▶ Directions for this task
Pull out every line of the listing below where "sacrificing" appears.

▶ Data rows
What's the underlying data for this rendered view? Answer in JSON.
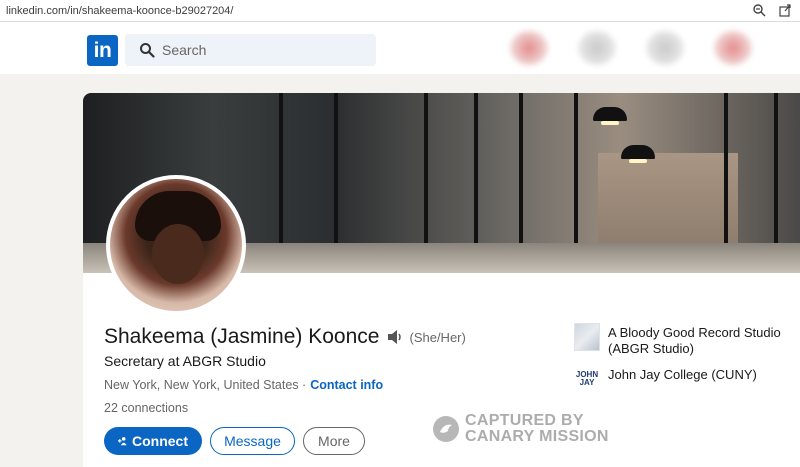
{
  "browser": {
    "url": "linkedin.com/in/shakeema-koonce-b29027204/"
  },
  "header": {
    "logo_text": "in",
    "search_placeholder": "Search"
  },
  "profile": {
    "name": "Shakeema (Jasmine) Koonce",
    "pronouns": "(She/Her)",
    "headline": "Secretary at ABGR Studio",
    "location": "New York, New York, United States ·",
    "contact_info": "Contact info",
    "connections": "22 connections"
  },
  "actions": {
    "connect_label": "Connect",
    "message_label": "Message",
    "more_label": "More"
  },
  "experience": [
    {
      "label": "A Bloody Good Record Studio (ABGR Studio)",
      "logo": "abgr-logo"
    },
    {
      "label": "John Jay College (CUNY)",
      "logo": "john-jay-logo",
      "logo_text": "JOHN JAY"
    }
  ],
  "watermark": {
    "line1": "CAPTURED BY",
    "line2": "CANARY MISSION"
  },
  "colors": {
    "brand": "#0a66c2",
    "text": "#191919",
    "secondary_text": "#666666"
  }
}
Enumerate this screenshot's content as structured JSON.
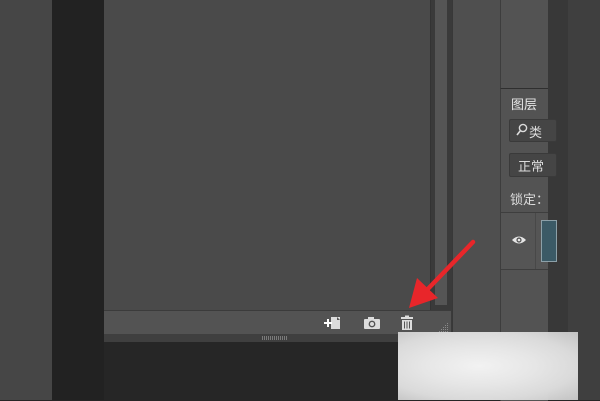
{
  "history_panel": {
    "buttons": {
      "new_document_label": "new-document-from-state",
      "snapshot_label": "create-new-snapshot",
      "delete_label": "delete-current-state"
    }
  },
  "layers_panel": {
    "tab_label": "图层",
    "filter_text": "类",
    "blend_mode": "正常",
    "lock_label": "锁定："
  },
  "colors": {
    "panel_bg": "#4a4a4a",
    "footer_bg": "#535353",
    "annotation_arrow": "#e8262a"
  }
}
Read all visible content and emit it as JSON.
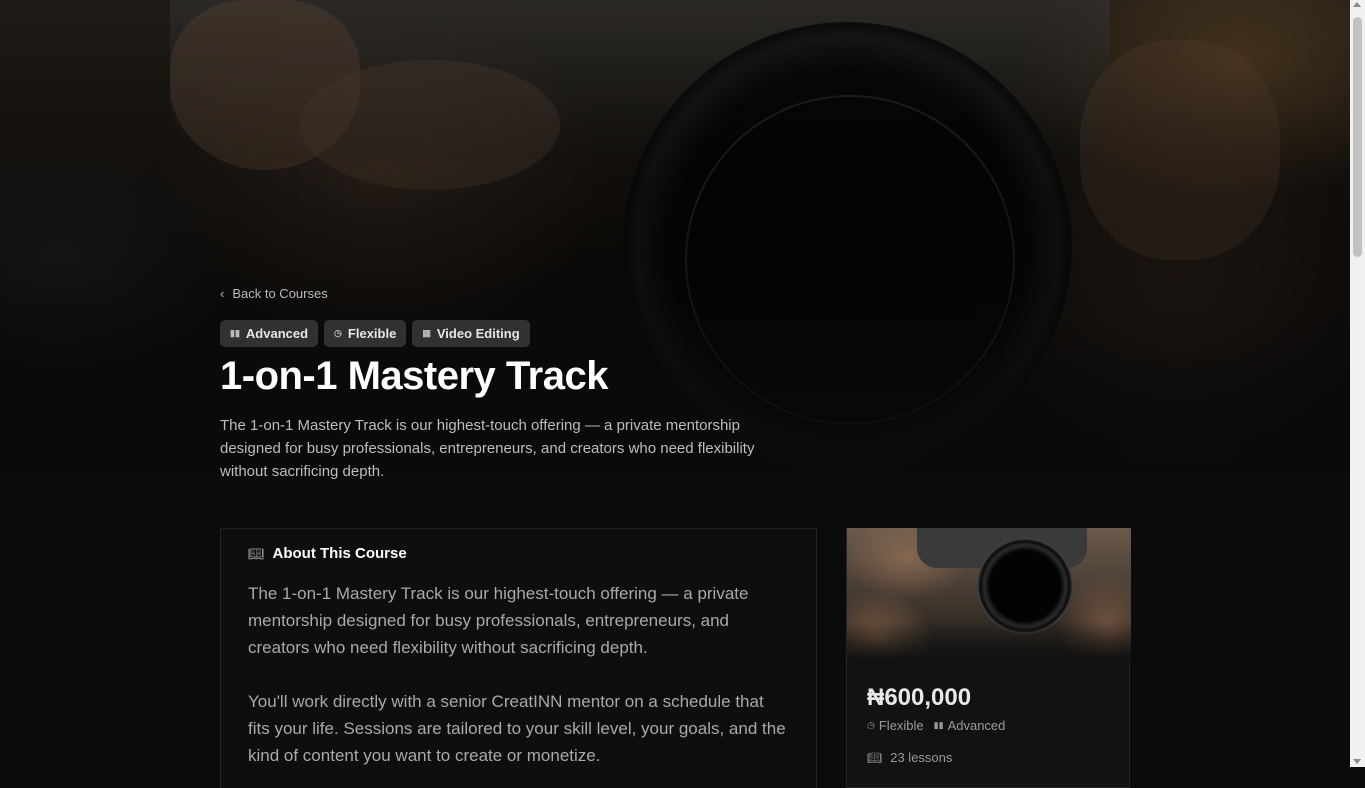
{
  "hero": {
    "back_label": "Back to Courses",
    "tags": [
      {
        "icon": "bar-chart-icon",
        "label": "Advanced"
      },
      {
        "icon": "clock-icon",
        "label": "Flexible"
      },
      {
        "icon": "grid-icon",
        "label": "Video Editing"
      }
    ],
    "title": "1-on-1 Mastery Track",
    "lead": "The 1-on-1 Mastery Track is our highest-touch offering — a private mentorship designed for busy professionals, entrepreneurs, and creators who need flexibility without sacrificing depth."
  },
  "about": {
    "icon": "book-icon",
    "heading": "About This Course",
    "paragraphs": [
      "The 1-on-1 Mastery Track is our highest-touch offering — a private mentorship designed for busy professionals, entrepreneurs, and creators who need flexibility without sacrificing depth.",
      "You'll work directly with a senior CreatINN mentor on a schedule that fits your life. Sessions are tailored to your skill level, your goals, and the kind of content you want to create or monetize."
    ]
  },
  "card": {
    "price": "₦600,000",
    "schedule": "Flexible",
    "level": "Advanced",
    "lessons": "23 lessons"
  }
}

▶ Exercise answer
    "lead": "The 1-on-1 Mastery Track is our highest-touch offering — a private mentorship designed for busy professionals, entrepreneurs, and creators who need flexibility without sacrificing depth."
      "The 1-on-1 Mastery Track is our highest-touch offering — a private mentorship designed for busy professionals, entrepreneurs, and creators who need flexibility without sacrificing depth.",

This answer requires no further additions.